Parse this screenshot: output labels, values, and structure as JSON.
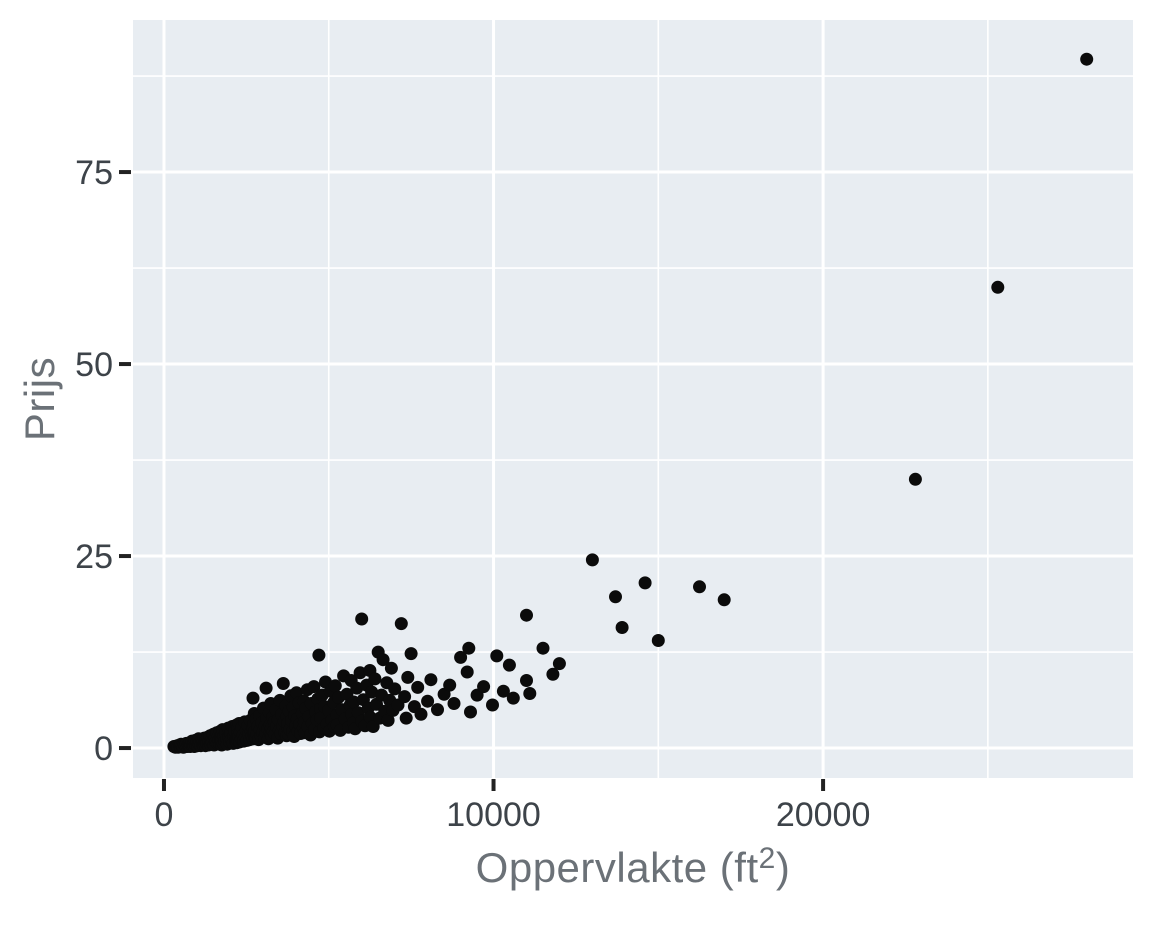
{
  "chart_data": {
    "type": "scatter",
    "title": "",
    "xlabel": "Oppervlakte (ft²)",
    "xlabel_parts": [
      "Oppervlakte (ft",
      "2",
      ")"
    ],
    "ylabel": "Prijs",
    "xlim": [
      -940,
      29404
    ],
    "ylim": [
      -3.9,
      94.8
    ],
    "x_breaks": [
      {
        "value": 0,
        "label": "0"
      },
      {
        "value": 10000,
        "label": "10000"
      },
      {
        "value": 20000,
        "label": "20000"
      }
    ],
    "x_minor_breaks": [
      5000,
      15000,
      25000
    ],
    "y_breaks": [
      {
        "value": 0,
        "label": "0"
      },
      {
        "value": 25,
        "label": "25"
      },
      {
        "value": 50,
        "label": "50"
      },
      {
        "value": 75,
        "label": "75"
      }
    ],
    "y_minor_breaks": [
      12.5,
      37.5,
      62.5,
      87.5
    ],
    "grid": "on",
    "legend": "none",
    "style": {
      "panel_bg": "#e8edf2",
      "grid_color": "#ffffff",
      "point_color": "#0b0b0b",
      "point_radius": 6.5,
      "tick_mark_color": "#222222",
      "tick_label_color": "#3d4349",
      "axis_title_color": "#6b7177",
      "outer_bg": "#ffffff"
    },
    "points": [
      [
        300,
        0.2
      ],
      [
        350,
        0.1
      ],
      [
        400,
        0.3
      ],
      [
        430,
        0.1
      ],
      [
        470,
        0.4
      ],
      [
        500,
        0.2
      ],
      [
        520,
        0.5
      ],
      [
        560,
        0.3
      ],
      [
        590,
        0.1
      ],
      [
        620,
        0.5
      ],
      [
        650,
        0.3
      ],
      [
        680,
        0.6
      ],
      [
        710,
        0.2
      ],
      [
        740,
        0.4
      ],
      [
        760,
        0.3
      ],
      [
        780,
        0.7
      ],
      [
        800,
        0.2
      ],
      [
        820,
        0.5
      ],
      [
        850,
        0.9
      ],
      [
        870,
        0.3
      ],
      [
        900,
        0.6
      ],
      [
        920,
        0.2
      ],
      [
        950,
        1.0
      ],
      [
        970,
        0.4
      ],
      [
        1000,
        0.7
      ],
      [
        1020,
        0.3
      ],
      [
        1050,
        1.2
      ],
      [
        1070,
        0.5
      ],
      [
        1100,
        0.8
      ],
      [
        1120,
        0.3
      ],
      [
        1150,
        1.0
      ],
      [
        1170,
        0.6
      ],
      [
        1200,
        0.4
      ],
      [
        1220,
        1.3
      ],
      [
        1240,
        0.8
      ],
      [
        1250,
        0.5
      ],
      [
        1260,
        0.3
      ],
      [
        1280,
        1.0
      ],
      [
        1300,
        0.6
      ],
      [
        1320,
        1.4
      ],
      [
        1350,
        0.4
      ],
      [
        1370,
        0.9
      ],
      [
        1400,
        1.6
      ],
      [
        1420,
        0.5
      ],
      [
        1450,
        1.1
      ],
      [
        1470,
        0.7
      ],
      [
        1500,
        1.8
      ],
      [
        1520,
        0.4
      ],
      [
        1550,
        1.3
      ],
      [
        1570,
        0.8
      ],
      [
        1600,
        2.0
      ],
      [
        1620,
        0.6
      ],
      [
        1650,
        1.5
      ],
      [
        1670,
        1.0
      ],
      [
        1700,
        0.5
      ],
      [
        1710,
        2.2
      ],
      [
        1730,
        1.2
      ],
      [
        1740,
        0.8
      ],
      [
        1745,
        1.7
      ],
      [
        1750,
        0.4
      ],
      [
        1760,
        1.0
      ],
      [
        1780,
        2.4
      ],
      [
        1800,
        0.6
      ],
      [
        1820,
        1.5
      ],
      [
        1850,
        0.9
      ],
      [
        1870,
        2.0
      ],
      [
        1900,
        1.2
      ],
      [
        1920,
        0.5
      ],
      [
        1950,
        2.6
      ],
      [
        1970,
        1.4
      ],
      [
        2000,
        0.8
      ],
      [
        2020,
        1.9
      ],
      [
        2050,
        1.1
      ],
      [
        2070,
        2.8
      ],
      [
        2100,
        0.6
      ],
      [
        2120,
        1.6
      ],
      [
        2150,
        2.2
      ],
      [
        2170,
        1.0
      ],
      [
        2200,
        3.0
      ],
      [
        2210,
        1.3
      ],
      [
        2220,
        0.7
      ],
      [
        2230,
        2.5
      ],
      [
        2240,
        1.8
      ],
      [
        2245,
        1.1
      ],
      [
        2250,
        0.9
      ],
      [
        2260,
        1.5
      ],
      [
        2280,
        3.2
      ],
      [
        2300,
        0.8
      ],
      [
        2320,
        2.0
      ],
      [
        2350,
        1.2
      ],
      [
        2370,
        2.7
      ],
      [
        2400,
        1.7
      ],
      [
        2420,
        0.9
      ],
      [
        2450,
        3.4
      ],
      [
        2470,
        1.4
      ],
      [
        2500,
        2.3
      ],
      [
        2520,
        1.0
      ],
      [
        2550,
        2.9
      ],
      [
        2570,
        1.8
      ],
      [
        2600,
        1.1
      ],
      [
        2620,
        3.6
      ],
      [
        2650,
        2.1
      ],
      [
        2670,
        1.5
      ],
      [
        2700,
        6.5
      ],
      [
        2700,
        2.6
      ],
      [
        2710,
        1.2
      ],
      [
        2720,
        3.1
      ],
      [
        2730,
        1.9
      ],
      [
        2740,
        4.5
      ],
      [
        2750,
        1.4
      ],
      [
        2760,
        2.2
      ],
      [
        2780,
        1.3
      ],
      [
        2800,
        3.8
      ],
      [
        2820,
        1.8
      ],
      [
        2850,
        2.8
      ],
      [
        2870,
        1.1
      ],
      [
        2900,
        4.2
      ],
      [
        2920,
        2.4
      ],
      [
        2950,
        1.6
      ],
      [
        2970,
        3.3
      ],
      [
        3000,
        2.0
      ],
      [
        3020,
        5.2
      ],
      [
        3050,
        1.4
      ],
      [
        3070,
        2.9
      ],
      [
        3100,
        7.8
      ],
      [
        3100,
        1.9
      ],
      [
        3120,
        3.9
      ],
      [
        3150,
        2.5
      ],
      [
        3170,
        1.2
      ],
      [
        3200,
        4.6
      ],
      [
        3220,
        3.0
      ],
      [
        3230,
        2.1
      ],
      [
        3240,
        5.8
      ],
      [
        3250,
        1.7
      ],
      [
        3260,
        2.6
      ],
      [
        3280,
        1.5
      ],
      [
        3300,
        4.0
      ],
      [
        3320,
        2.2
      ],
      [
        3350,
        3.4
      ],
      [
        3370,
        1.8
      ],
      [
        3400,
        5.0
      ],
      [
        3420,
        2.8
      ],
      [
        3450,
        1.3
      ],
      [
        3470,
        3.7
      ],
      [
        3500,
        2.3
      ],
      [
        3520,
        6.2
      ],
      [
        3550,
        1.9
      ],
      [
        3570,
        4.4
      ],
      [
        3600,
        2.9
      ],
      [
        3620,
        8.4
      ],
      [
        3650,
        3.5
      ],
      [
        3670,
        2.0
      ],
      [
        3700,
        5.5
      ],
      [
        3720,
        1.6
      ],
      [
        3730,
        4.1
      ],
      [
        3750,
        2.7
      ],
      [
        3760,
        3.2
      ],
      [
        3780,
        1.8
      ],
      [
        3800,
        4.8
      ],
      [
        3820,
        2.4
      ],
      [
        3850,
        6.8
      ],
      [
        3870,
        3.6
      ],
      [
        3900,
        2.1
      ],
      [
        3920,
        5.3
      ],
      [
        3950,
        1.5
      ],
      [
        3970,
        4.2
      ],
      [
        4000,
        2.9
      ],
      [
        4020,
        7.2
      ],
      [
        4050,
        3.8
      ],
      [
        4070,
        2.2
      ],
      [
        4100,
        5.9
      ],
      [
        4120,
        3.1
      ],
      [
        4150,
        1.9
      ],
      [
        4200,
        4.5
      ],
      [
        4230,
        2.6
      ],
      [
        4250,
        6.1
      ],
      [
        4260,
        3.4
      ],
      [
        4280,
        2.0
      ],
      [
        4300,
        5.2
      ],
      [
        4350,
        7.6
      ],
      [
        4370,
        2.8
      ],
      [
        4400,
        4.1
      ],
      [
        4450,
        1.7
      ],
      [
        4470,
        5.8
      ],
      [
        4500,
        3.2
      ],
      [
        4550,
        8.0
      ],
      [
        4570,
        2.4
      ],
      [
        4600,
        4.7
      ],
      [
        4650,
        3.7
      ],
      [
        4670,
        6.4
      ],
      [
        4700,
        12.1
      ],
      [
        4720,
        2.1
      ],
      [
        4750,
        5.1
      ],
      [
        4760,
        3.9
      ],
      [
        4800,
        6.9
      ],
      [
        4850,
        2.6
      ],
      [
        4870,
        5.4
      ],
      [
        4900,
        8.6
      ],
      [
        4950,
        3.1
      ],
      [
        5000,
        4.9
      ],
      [
        5020,
        2.2
      ],
      [
        5050,
        7.4
      ],
      [
        5100,
        3.6
      ],
      [
        5150,
        5.9
      ],
      [
        5170,
        2.8
      ],
      [
        5200,
        8.1
      ],
      [
        5250,
        4.3
      ],
      [
        5260,
        3.0
      ],
      [
        5300,
        6.6
      ],
      [
        5350,
        2.3
      ],
      [
        5400,
        5.0
      ],
      [
        5450,
        9.4
      ],
      [
        5500,
        3.8
      ],
      [
        5550,
        7.0
      ],
      [
        5600,
        2.7
      ],
      [
        5650,
        5.6
      ],
      [
        5680,
        8.8
      ],
      [
        5700,
        4.4
      ],
      [
        5750,
        3.3
      ],
      [
        5760,
        6.0
      ],
      [
        5800,
        2.5
      ],
      [
        5850,
        7.8
      ],
      [
        5900,
        4.6
      ],
      [
        5950,
        9.8
      ],
      [
        6000,
        16.8
      ],
      [
        6000,
        3.5
      ],
      [
        6050,
        6.3
      ],
      [
        6100,
        2.9
      ],
      [
        6150,
        8.2
      ],
      [
        6200,
        5.2
      ],
      [
        6250,
        10.1
      ],
      [
        6260,
        4.0
      ],
      [
        6300,
        7.3
      ],
      [
        6350,
        2.8
      ],
      [
        6400,
        9.0
      ],
      [
        6450,
        5.7
      ],
      [
        6500,
        12.5
      ],
      [
        6550,
        3.9
      ],
      [
        6600,
        6.9
      ],
      [
        6650,
        11.5
      ],
      [
        6700,
        4.8
      ],
      [
        6760,
        8.5
      ],
      [
        6800,
        3.6
      ],
      [
        6850,
        6.2
      ],
      [
        6900,
        10.4
      ],
      [
        6950,
        4.9
      ],
      [
        7000,
        7.7
      ],
      [
        7100,
        5.6
      ],
      [
        7200,
        16.2
      ],
      [
        7300,
        6.7
      ],
      [
        7350,
        3.9
      ],
      [
        7400,
        9.2
      ],
      [
        7500,
        12.3
      ],
      [
        7600,
        5.4
      ],
      [
        7700,
        7.9
      ],
      [
        7800,
        4.4
      ],
      [
        8000,
        6.1
      ],
      [
        8100,
        8.9
      ],
      [
        8300,
        5.0
      ],
      [
        8500,
        7.0
      ],
      [
        8670,
        8.2
      ],
      [
        8800,
        5.8
      ],
      [
        9000,
        11.8
      ],
      [
        9200,
        9.9
      ],
      [
        9250,
        13.0
      ],
      [
        9300,
        4.7
      ],
      [
        9500,
        6.9
      ],
      [
        9700,
        8.0
      ],
      [
        9970,
        5.6
      ],
      [
        10100,
        12.0
      ],
      [
        10300,
        7.4
      ],
      [
        10480,
        10.8
      ],
      [
        10600,
        6.5
      ],
      [
        11000,
        17.3
      ],
      [
        11000,
        8.8
      ],
      [
        11100,
        7.1
      ],
      [
        11500,
        13.0
      ],
      [
        11800,
        9.6
      ],
      [
        12000,
        11.0
      ],
      [
        13000,
        24.5
      ],
      [
        13700,
        19.7
      ],
      [
        13900,
        15.7
      ],
      [
        14600,
        21.5
      ],
      [
        15000,
        14.0
      ],
      [
        16250,
        21.0
      ],
      [
        17000,
        19.3
      ],
      [
        22800,
        35.0
      ],
      [
        25300,
        60.0
      ],
      [
        28000,
        89.7
      ]
    ]
  }
}
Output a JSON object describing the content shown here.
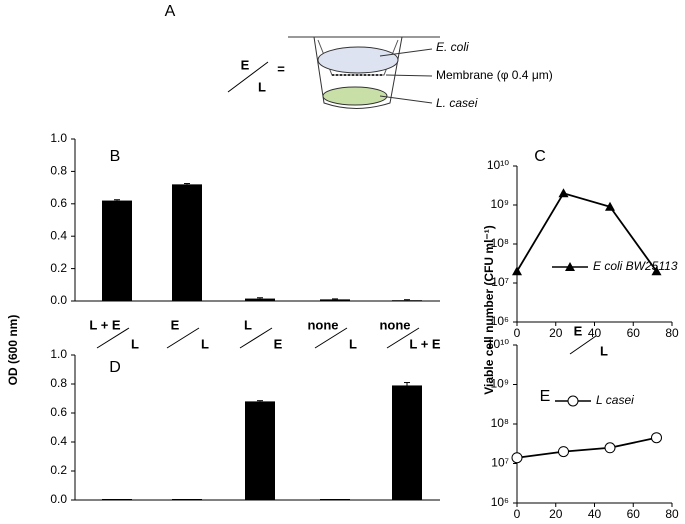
{
  "panel_a": {
    "letter": "A",
    "top": "E",
    "bottom": "L",
    "equals": "=",
    "label_ecoli": "E. coli",
    "label_membrane": "Membrane (φ 0.4 μm)",
    "label_lcasei": "L. casei"
  },
  "ylabel_od": "OD (600 nm)",
  "ylabel_viable": "Viable cell number (CFU ml⁻¹)",
  "chart_data": [
    {
      "type": "bar",
      "panel": "B",
      "categories": [
        "L + E",
        "E",
        "L",
        "none",
        "none"
      ],
      "categories_lower": [
        "L",
        "L",
        "E",
        "L",
        "L + E"
      ],
      "values": [
        0.62,
        0.72,
        0.015,
        0.01,
        0.005
      ],
      "errors": [
        0.005,
        0.005,
        0.005,
        0.003,
        0.003
      ],
      "color": "#000000",
      "ylim": [
        0,
        1
      ],
      "yticks": [
        {
          "value": 0,
          "label": "0.0"
        },
        {
          "value": 0.2,
          "label": "0.2"
        },
        {
          "value": 0.4,
          "label": "0.4"
        },
        {
          "value": 0.6,
          "label": "0.6"
        },
        {
          "value": 0.8,
          "label": "0.8"
        },
        {
          "value": 1,
          "label": "1.0"
        }
      ]
    },
    {
      "type": "line",
      "panel": "C",
      "log_y": true,
      "x": [
        0,
        24,
        48,
        72
      ],
      "series": [
        {
          "name": "E coli BW25113",
          "color": "#000000",
          "marker": "triangle",
          "values": [
            20000000,
            2000000000,
            900000000,
            20000000
          ]
        }
      ],
      "xlim": [
        0,
        80
      ],
      "xticks": [
        0,
        20,
        40,
        60,
        80
      ],
      "ylim": [
        1000000,
        10000000000
      ],
      "yticks": [
        {
          "value": 1000000,
          "label": "10⁶"
        },
        {
          "value": 10000000,
          "label": "10⁷"
        },
        {
          "value": 100000000,
          "label": "10⁸"
        },
        {
          "value": 1000000000,
          "label": "10⁹"
        },
        {
          "value": 10000000000,
          "label": "10¹⁰"
        }
      ],
      "condition_top": "E",
      "condition_bottom": "L"
    },
    {
      "type": "bar",
      "panel": "D",
      "values": [
        0,
        0,
        0.68,
        0,
        0.79
      ],
      "errors": [
        0,
        0,
        0.005,
        0,
        0.02
      ],
      "color": "#000000",
      "ylim": [
        0,
        1
      ],
      "yticks": [
        {
          "value": 0,
          "label": "0.0"
        },
        {
          "value": 0.2,
          "label": "0.2"
        },
        {
          "value": 0.4,
          "label": "0.4"
        },
        {
          "value": 0.6,
          "label": "0.6"
        },
        {
          "value": 0.8,
          "label": "0.8"
        },
        {
          "value": 1,
          "label": "1.0"
        }
      ]
    },
    {
      "type": "line",
      "panel": "E",
      "log_y": true,
      "x": [
        0,
        24,
        48,
        72
      ],
      "series": [
        {
          "name": "L casei",
          "color": "#000000",
          "marker": "circle",
          "values": [
            14000000,
            20000000,
            25000000,
            45000000
          ]
        }
      ],
      "xlim": [
        0,
        80
      ],
      "xticks": [
        0,
        20,
        40,
        60,
        80
      ],
      "ylim": [
        1000000,
        10000000000
      ],
      "yticks": [
        {
          "value": 1000000,
          "label": "10⁶"
        },
        {
          "value": 10000000,
          "label": "10⁷"
        },
        {
          "value": 100000000,
          "label": "10⁸"
        },
        {
          "value": 1000000000,
          "label": "10⁹"
        },
        {
          "value": 10000000000,
          "label": "10¹⁰"
        }
      ]
    }
  ]
}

**EXERCISE PROMPT**
Show each line holding the word "Oppervlakte".

**OUTPUT BELOW**
    "xlabel": "Oppervlakte (ft²)",
      "Oppervlakte (ft",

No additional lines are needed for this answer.